— BEGIN Excerpt provided —
If You Would Have Told Me
So… if you would have told me that THIS year may actually go down in history as the year that has stretched my cognitive capacity in ways I never thought were possible, I wouldn’t have understood how if I wasn’t living it. THIS year is going to be the year where no matter how many times I check my email, new information will be flying into my inbox faster than Mariano Rivera can throw a fastball right over home plate. THIS year will be the year of troubleshooting, failing, and using that failure to learn and grow. THIS year will be the year of showing vulnerability and sharing successes and failures with colleagues so we can learn from each other and do what’s best for students. I know what you’re thinking…well, no two years have EVER been the same Lauren, and I know…they shouldn’t be. That’s because every year we have new students, new staff, new initiatives, new policies, and new procedures in education. And because this year is different from all of the other years, I am going to commit to continuing to write about my experiences and share my learning with other educators because I’m living it. I’m living this wild ride and I want to pay it forward. The truth is, I want to give recognition to all of the educators in my PLC and PLN for sharing their learning over the years. It has made me better and I truly believe that sharing our process can help others serve their learners in this new educational landscape we are living in!
I think it is safe to say that I have stared at the calendar this week more than any other app on my phone. When I open the calendar app to get the full view, I immediately begin swiping backward. First I count how many months it’s been since March 13, 2020. Do you want to know how many? It’s been almost 6 months! Then, I’m not sure why I did this, but I even counted the days. Do you want to know how many? An unbelievable 170 days! I have actually interrupted myself in mid-stare, blinking my eyes several times to make sure that I am still seeing the correct month and date on the calendar. It couldn’t possibly be the end of August, could it? I’ll admit that I have also been relentlessly checking my commitments as I always have this fear that I could potentially miss another Zoom meeting (which I did this week by the way), one of my son’s baseball practices, and much needed personal appointments with family and/or friends. All of the months and days are blending together like mixing paints on a palette. The colors that once stood out as vibrant have transformed into a variety of shades; a blurred version of its original appearance. As I have watched the month of August slip away just like the colors on a paint palette swiftly metamorphose into unique, unfamiliar colors, I finally figured out why I am suddenly consumed with the calendar numbers.
— END Excerpt provided —
— BEGIN Listed entries —
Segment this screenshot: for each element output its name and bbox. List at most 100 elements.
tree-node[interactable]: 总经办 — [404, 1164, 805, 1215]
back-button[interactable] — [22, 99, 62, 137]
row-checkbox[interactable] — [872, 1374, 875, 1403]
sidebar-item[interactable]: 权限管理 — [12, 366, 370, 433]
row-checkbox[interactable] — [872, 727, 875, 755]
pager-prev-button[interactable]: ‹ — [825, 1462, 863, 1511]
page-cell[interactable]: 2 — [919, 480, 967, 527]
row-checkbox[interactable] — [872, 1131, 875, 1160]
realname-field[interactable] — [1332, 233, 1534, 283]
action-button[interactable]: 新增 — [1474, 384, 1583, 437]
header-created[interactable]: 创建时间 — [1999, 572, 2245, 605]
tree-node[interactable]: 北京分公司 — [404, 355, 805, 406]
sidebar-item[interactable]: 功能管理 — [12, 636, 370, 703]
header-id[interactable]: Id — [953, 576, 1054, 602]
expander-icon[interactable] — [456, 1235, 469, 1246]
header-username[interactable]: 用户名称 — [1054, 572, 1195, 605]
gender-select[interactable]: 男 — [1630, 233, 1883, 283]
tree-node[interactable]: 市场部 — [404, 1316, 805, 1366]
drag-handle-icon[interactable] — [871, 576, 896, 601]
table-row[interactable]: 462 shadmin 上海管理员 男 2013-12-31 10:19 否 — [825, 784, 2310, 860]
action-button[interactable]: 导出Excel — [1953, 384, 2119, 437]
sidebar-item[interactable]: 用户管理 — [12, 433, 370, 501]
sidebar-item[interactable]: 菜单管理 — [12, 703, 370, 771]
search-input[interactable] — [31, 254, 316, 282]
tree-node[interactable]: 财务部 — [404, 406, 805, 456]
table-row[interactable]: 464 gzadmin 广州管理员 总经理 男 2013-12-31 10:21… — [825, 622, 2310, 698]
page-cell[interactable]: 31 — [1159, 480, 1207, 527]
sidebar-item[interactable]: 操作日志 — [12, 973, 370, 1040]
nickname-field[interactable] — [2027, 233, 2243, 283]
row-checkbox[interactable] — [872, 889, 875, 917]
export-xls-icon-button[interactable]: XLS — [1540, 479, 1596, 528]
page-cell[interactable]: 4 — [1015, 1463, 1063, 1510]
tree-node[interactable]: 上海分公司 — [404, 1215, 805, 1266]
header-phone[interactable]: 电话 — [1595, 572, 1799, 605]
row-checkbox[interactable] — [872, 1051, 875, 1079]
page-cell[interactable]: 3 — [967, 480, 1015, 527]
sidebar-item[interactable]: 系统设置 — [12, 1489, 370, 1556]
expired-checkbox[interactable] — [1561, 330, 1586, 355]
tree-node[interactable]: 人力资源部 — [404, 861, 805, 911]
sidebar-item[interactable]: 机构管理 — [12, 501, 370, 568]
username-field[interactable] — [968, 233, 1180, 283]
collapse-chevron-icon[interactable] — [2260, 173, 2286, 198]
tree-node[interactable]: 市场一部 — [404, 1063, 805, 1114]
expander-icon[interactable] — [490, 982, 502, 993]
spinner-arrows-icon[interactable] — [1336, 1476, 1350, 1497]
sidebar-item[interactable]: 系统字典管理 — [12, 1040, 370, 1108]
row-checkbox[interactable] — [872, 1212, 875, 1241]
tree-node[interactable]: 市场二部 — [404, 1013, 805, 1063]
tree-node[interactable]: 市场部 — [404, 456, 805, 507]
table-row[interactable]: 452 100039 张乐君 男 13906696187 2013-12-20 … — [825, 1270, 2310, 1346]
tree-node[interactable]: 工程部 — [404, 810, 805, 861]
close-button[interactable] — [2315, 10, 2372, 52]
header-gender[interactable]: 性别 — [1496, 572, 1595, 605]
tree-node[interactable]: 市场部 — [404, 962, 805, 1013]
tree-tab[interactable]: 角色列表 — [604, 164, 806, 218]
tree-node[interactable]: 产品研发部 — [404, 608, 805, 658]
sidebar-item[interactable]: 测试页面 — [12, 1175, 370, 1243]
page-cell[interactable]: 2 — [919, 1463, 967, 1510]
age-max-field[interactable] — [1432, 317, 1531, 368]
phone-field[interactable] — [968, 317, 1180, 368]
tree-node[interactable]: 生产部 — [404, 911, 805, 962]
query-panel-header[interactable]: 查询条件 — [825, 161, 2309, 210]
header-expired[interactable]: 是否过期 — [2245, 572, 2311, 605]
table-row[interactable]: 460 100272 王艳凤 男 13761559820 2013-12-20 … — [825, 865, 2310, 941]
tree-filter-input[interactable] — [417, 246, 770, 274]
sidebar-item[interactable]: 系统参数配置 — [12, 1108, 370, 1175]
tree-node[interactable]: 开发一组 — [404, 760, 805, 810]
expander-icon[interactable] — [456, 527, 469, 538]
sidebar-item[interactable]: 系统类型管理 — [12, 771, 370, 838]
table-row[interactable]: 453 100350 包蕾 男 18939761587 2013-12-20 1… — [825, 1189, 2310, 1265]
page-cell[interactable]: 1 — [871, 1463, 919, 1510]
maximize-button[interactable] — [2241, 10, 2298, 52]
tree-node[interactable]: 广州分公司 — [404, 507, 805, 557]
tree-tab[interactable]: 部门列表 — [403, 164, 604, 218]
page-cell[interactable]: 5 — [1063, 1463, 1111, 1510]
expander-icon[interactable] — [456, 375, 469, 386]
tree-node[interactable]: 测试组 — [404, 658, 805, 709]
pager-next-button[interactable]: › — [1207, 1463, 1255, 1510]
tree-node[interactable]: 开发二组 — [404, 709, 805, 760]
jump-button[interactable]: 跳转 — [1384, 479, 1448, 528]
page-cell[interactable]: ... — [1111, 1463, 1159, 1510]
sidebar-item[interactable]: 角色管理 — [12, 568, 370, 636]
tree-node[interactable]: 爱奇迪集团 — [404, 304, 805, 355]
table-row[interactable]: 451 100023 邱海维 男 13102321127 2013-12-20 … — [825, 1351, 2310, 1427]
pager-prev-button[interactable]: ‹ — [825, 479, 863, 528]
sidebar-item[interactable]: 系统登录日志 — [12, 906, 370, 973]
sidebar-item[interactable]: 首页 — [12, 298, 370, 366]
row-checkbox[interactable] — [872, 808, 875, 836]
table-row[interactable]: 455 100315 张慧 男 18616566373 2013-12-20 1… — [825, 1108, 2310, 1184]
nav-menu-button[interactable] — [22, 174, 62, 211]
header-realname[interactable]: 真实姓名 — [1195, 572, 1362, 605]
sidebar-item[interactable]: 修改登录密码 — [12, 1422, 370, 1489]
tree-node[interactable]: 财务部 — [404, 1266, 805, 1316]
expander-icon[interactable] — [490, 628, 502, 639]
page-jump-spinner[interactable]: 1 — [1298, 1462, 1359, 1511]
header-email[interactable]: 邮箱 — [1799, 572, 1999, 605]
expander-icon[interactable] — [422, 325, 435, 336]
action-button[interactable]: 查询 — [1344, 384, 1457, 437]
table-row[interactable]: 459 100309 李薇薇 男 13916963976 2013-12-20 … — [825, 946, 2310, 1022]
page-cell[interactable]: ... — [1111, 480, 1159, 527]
— END Listed entries —
- _To do_
1. Please list the things the excerpt about the educator's year says are new in education every year.
2. In the excerpt about the educator's year, how many days does the writer count since March 13, 2020?

- _Written responses_
1. New students, new staff, new initiatives, new policies, and new procedures.

2. 170 days.